Stated problem —
Reproduce the lines below with "chart element" swapped in for "UI component" and everything else left unchanged. Omit the pictures.

Listed entries —
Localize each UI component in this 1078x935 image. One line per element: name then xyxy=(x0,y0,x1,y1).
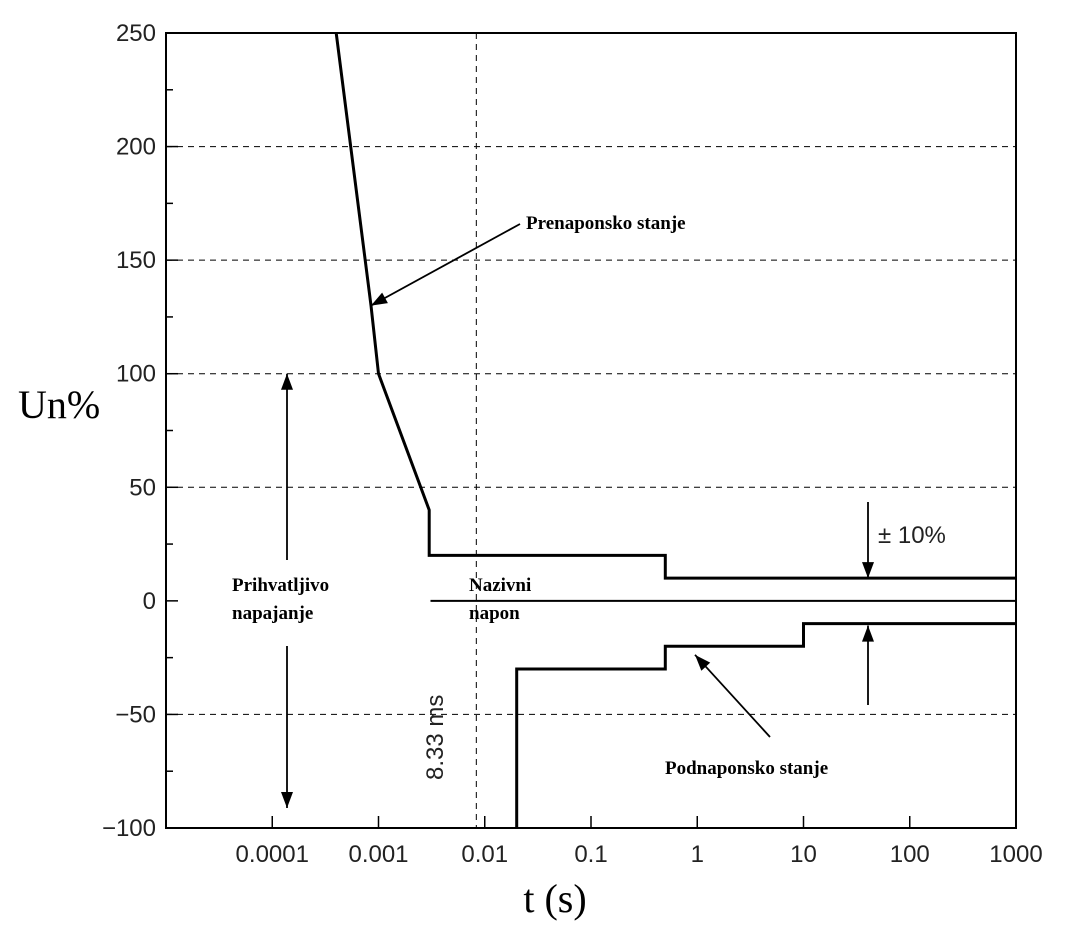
x-tick-label: 10 xyxy=(790,841,817,868)
undervoltage-label: Podnaponsko stanje xyxy=(665,758,828,779)
undervoltage-curve xyxy=(515,622,1016,828)
plot-frame xyxy=(165,32,1017,829)
acceptable-label-line2: napajanje xyxy=(232,603,313,624)
y-tick-label: 50 xyxy=(129,474,156,501)
y-axis-label: Un% xyxy=(18,382,100,427)
x-tick-label: 100 xyxy=(890,841,930,868)
y-tick-label: 250 xyxy=(116,20,156,47)
overvoltage-curve xyxy=(334,32,1016,580)
x-tick-label: 1 xyxy=(691,841,704,868)
tick-labels: −100 −50 0 50 100 150 200 250 0.0001 0.001 0.01 0.1… xyxy=(102,20,1043,868)
x-tick-label: 1000 xyxy=(989,841,1042,868)
x-tick-label: 0.1 xyxy=(574,841,607,868)
curves xyxy=(334,32,1016,828)
nominal-label-line2: napon xyxy=(469,603,520,624)
x-tick-label: 0.001 xyxy=(348,841,408,868)
undervoltage-arrow xyxy=(694,654,771,738)
overvoltage-label: Prenaponsko stanje xyxy=(526,213,686,234)
acceptable-arrow-down-head xyxy=(281,792,293,808)
tolerance-arrow-down-head xyxy=(862,562,874,579)
marker-label: 8.33 ms xyxy=(422,695,449,780)
overvoltage-arrow xyxy=(370,223,521,307)
annotation-arrows xyxy=(281,223,874,808)
tolerance-arrow-up-head xyxy=(862,625,874,642)
grid-lines xyxy=(166,146,1016,715)
acceptable-label-line1: Prihvatljivo xyxy=(232,575,329,596)
undervoltage-arrow-head xyxy=(695,654,711,671)
y-tick-label: 200 xyxy=(116,134,156,161)
y-tick-label: 100 xyxy=(116,361,156,388)
overvoltage-arrow-head xyxy=(371,292,388,306)
y-tick-label: 150 xyxy=(116,247,156,274)
x-axis-label: t (s) xyxy=(523,876,586,921)
y-tick-label: 0 xyxy=(143,588,156,615)
y-tick-label: −100 xyxy=(102,815,156,842)
nominal-label-line1: Nazivni xyxy=(469,575,531,596)
y-tick-label: −50 xyxy=(115,701,156,728)
x-tick-label: 0.01 xyxy=(461,841,508,868)
x-tick-label: 0.0001 xyxy=(236,841,309,868)
tolerance-label: ± 10% xyxy=(878,522,946,549)
acceptable-arrow-up-head xyxy=(281,373,293,390)
axis-ticks xyxy=(166,32,1017,829)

Problem solution —
Localize each chart element in this 1078x935 image. One line per element: name then xyxy=(x0,y0,x1,y1).
x-tick-label: 10 xyxy=(790,841,817,868)
undervoltage-label: Podnaponsko stanje xyxy=(665,758,828,779)
undervoltage-curve xyxy=(515,622,1016,828)
plot-frame xyxy=(165,32,1017,829)
acceptable-label-line2: napajanje xyxy=(232,603,313,624)
y-tick-label: 50 xyxy=(129,474,156,501)
y-axis-label: Un% xyxy=(18,382,100,427)
x-tick-label: 100 xyxy=(890,841,930,868)
y-tick-label: 250 xyxy=(116,20,156,47)
overvoltage-curve xyxy=(334,32,1016,580)
x-tick-label: 1 xyxy=(691,841,704,868)
tick-labels: −100 −50 0 50 100 150 200 250 0.0001 0.001 0.01 0.1… xyxy=(102,20,1043,868)
x-tick-label: 1000 xyxy=(989,841,1042,868)
x-tick-label: 0.1 xyxy=(574,841,607,868)
curves xyxy=(334,32,1016,828)
nominal-label-line2: napon xyxy=(469,603,520,624)
x-tick-label: 0.001 xyxy=(348,841,408,868)
undervoltage-arrow xyxy=(694,654,771,738)
overvoltage-label: Prenaponsko stanje xyxy=(526,213,686,234)
acceptable-arrow-down-head xyxy=(281,792,293,808)
tolerance-arrow-down-head xyxy=(862,562,874,579)
marker-label: 8.33 ms xyxy=(422,695,449,780)
overvoltage-arrow xyxy=(370,223,521,307)
annotation-arrows xyxy=(281,223,874,808)
tolerance-arrow-up-head xyxy=(862,625,874,642)
grid-lines xyxy=(166,146,1016,715)
acceptable-label-line1: Prihvatljivo xyxy=(232,575,329,596)
undervoltage-arrow-head xyxy=(695,654,711,671)
y-tick-label: 200 xyxy=(116,134,156,161)
y-tick-label: 100 xyxy=(116,361,156,388)
overvoltage-arrow-head xyxy=(371,292,388,306)
y-tick-label: 150 xyxy=(116,247,156,274)
x-axis-label: t (s) xyxy=(523,876,586,921)
y-tick-label: 0 xyxy=(143,588,156,615)
y-tick-label: −100 xyxy=(102,815,156,842)
nominal-label-line1: Nazivni xyxy=(469,575,531,596)
y-tick-label: −50 xyxy=(115,701,156,728)
x-tick-label: 0.01 xyxy=(461,841,508,868)
x-tick-label: 0.0001 xyxy=(236,841,309,868)
tolerance-label: ± 10% xyxy=(878,522,946,549)
acceptable-arrow-up-head xyxy=(281,373,293,390)
axis-ticks xyxy=(166,32,1017,829)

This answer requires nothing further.